◆ **What you should do**: Please extract the section of the Watch Dogs passage below starting with "The flimsy driving" and going on through "entirely comfortable with.", copying it word for word.

◆ **Quoted passage**:
>>>>

The flimsy driving controls become less of an obstacle with practice, as you become accustomed and almost automated to their limited intricacies. Once you’ve mastered the art, the frustrating issues of the opening missions fade away, freeing you to focus on hacking traffic lights and underground pipes to evade overpowered pursuers, while keeping half-an-eye out for nooks and crannies to park and hide in your car to get them off your tail. What begins as incessant frustration becomes an art of cat and mouse, but one you’ll never be entirely comfortable with.

The more you allow yourself to be consumed by Watch Dogs’ protocols, the more you’ll resonate with its quirky ideals. Scanning a courtyard of innocent bystanders looking for criminal activity, and hacking their bank accounts in the process based on key information — are you really going to steal from a cancer patient? — is an invigorating power trip, and the investigative side missions are well placed to give the illusion that fugitive hacker Aiden Pearce is a good guy.

<<<<

◆ **Dataset**:
>>>>

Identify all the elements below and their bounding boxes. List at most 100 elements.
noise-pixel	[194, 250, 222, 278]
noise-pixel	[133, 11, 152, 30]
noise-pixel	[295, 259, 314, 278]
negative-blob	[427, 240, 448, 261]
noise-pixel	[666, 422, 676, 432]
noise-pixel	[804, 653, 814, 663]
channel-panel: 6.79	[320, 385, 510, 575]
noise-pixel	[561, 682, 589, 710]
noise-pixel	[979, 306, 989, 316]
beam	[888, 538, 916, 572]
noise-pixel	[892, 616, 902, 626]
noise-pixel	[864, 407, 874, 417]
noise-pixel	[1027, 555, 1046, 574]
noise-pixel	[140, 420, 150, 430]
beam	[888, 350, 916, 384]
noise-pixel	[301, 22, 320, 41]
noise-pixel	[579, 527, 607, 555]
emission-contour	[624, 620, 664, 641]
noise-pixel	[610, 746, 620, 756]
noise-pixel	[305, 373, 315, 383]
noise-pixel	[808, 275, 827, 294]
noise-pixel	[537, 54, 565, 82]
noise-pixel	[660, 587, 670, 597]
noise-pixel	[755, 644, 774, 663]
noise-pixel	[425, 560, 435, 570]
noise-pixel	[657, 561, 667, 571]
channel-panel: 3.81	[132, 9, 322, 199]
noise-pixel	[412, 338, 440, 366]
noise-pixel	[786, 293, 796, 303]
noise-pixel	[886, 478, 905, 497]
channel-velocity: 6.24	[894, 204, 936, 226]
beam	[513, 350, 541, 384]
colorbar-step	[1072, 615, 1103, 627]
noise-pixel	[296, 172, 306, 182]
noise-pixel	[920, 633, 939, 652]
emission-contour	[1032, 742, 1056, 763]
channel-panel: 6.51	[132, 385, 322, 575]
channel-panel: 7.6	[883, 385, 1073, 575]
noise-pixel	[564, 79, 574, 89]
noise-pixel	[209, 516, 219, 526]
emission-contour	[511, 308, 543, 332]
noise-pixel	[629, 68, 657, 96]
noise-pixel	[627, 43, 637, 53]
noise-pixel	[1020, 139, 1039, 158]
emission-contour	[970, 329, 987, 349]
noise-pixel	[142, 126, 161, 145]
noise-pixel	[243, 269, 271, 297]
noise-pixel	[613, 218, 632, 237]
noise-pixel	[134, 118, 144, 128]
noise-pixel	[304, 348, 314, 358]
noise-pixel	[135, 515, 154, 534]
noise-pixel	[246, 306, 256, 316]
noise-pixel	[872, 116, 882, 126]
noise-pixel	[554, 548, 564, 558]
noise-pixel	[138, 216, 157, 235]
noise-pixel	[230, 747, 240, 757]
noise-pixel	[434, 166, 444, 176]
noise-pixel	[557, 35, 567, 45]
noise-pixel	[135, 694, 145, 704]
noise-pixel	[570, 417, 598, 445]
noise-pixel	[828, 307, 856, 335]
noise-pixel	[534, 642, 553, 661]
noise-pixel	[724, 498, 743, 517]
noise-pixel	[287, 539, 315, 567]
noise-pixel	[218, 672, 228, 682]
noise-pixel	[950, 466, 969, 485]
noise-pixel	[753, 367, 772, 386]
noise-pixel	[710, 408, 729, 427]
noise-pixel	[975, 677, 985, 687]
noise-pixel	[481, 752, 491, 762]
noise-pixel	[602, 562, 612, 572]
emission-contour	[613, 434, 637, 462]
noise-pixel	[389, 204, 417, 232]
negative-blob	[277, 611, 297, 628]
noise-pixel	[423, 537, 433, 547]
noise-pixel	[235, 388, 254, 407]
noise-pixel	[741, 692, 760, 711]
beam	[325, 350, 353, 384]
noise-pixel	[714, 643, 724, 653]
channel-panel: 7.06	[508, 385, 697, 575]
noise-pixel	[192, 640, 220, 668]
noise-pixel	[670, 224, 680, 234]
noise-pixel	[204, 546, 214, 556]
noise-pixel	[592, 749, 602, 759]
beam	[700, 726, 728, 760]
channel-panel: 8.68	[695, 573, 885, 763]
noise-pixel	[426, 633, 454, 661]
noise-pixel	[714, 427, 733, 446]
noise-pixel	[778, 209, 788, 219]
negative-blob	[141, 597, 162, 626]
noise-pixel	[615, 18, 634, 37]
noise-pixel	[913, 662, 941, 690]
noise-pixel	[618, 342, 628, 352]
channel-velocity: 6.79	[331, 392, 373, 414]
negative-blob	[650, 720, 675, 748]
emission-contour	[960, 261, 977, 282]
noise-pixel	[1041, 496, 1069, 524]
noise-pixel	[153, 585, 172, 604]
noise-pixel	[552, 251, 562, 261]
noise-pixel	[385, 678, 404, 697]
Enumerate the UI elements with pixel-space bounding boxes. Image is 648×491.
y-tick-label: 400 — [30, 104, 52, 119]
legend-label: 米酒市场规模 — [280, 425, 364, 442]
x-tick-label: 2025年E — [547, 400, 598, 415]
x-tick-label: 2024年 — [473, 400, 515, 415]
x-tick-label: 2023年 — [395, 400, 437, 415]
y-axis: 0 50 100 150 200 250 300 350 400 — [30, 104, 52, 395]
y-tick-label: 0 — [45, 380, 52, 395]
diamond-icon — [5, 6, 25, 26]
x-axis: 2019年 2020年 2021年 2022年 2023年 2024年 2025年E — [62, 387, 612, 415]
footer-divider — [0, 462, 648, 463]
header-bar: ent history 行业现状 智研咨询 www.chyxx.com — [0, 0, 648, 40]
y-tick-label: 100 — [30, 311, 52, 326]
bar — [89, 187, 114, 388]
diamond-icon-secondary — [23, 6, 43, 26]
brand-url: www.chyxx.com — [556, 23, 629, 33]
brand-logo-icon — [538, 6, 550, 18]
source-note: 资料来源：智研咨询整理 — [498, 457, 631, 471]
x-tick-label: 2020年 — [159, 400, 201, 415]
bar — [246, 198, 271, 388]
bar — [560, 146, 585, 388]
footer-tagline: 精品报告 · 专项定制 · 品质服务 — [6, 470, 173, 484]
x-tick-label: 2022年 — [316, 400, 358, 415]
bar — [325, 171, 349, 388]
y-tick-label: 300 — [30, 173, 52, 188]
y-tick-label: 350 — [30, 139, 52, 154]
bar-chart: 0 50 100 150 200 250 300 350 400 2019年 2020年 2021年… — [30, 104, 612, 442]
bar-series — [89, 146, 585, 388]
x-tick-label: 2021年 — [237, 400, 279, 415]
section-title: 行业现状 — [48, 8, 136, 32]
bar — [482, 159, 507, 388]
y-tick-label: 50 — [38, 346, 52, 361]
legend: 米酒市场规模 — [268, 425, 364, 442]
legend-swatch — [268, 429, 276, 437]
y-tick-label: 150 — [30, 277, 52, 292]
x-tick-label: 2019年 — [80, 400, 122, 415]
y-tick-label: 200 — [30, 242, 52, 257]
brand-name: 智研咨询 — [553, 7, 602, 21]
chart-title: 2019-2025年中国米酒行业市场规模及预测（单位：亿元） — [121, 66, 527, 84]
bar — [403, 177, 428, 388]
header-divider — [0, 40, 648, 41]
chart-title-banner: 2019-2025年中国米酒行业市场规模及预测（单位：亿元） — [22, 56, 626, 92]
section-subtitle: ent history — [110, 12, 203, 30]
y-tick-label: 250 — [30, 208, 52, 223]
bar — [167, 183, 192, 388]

<<<<

◆ **Response box**:
The flimsy driving controls become less of an obstacle with practice, as you become accustomed and almost automated to their limited intricacies. Once you’ve mastered the art, the frustrating issues of the opening missions fade away, freeing you to focus on hacking traffic lights and underground pipes to evade overpowered pursuers, while keeping half-an-eye out for nooks and crannies to park and hide in your car to get them off your tail. What begins as incessant frustration becomes an art of cat and mouse, but one you’ll never be entirely comfortable with.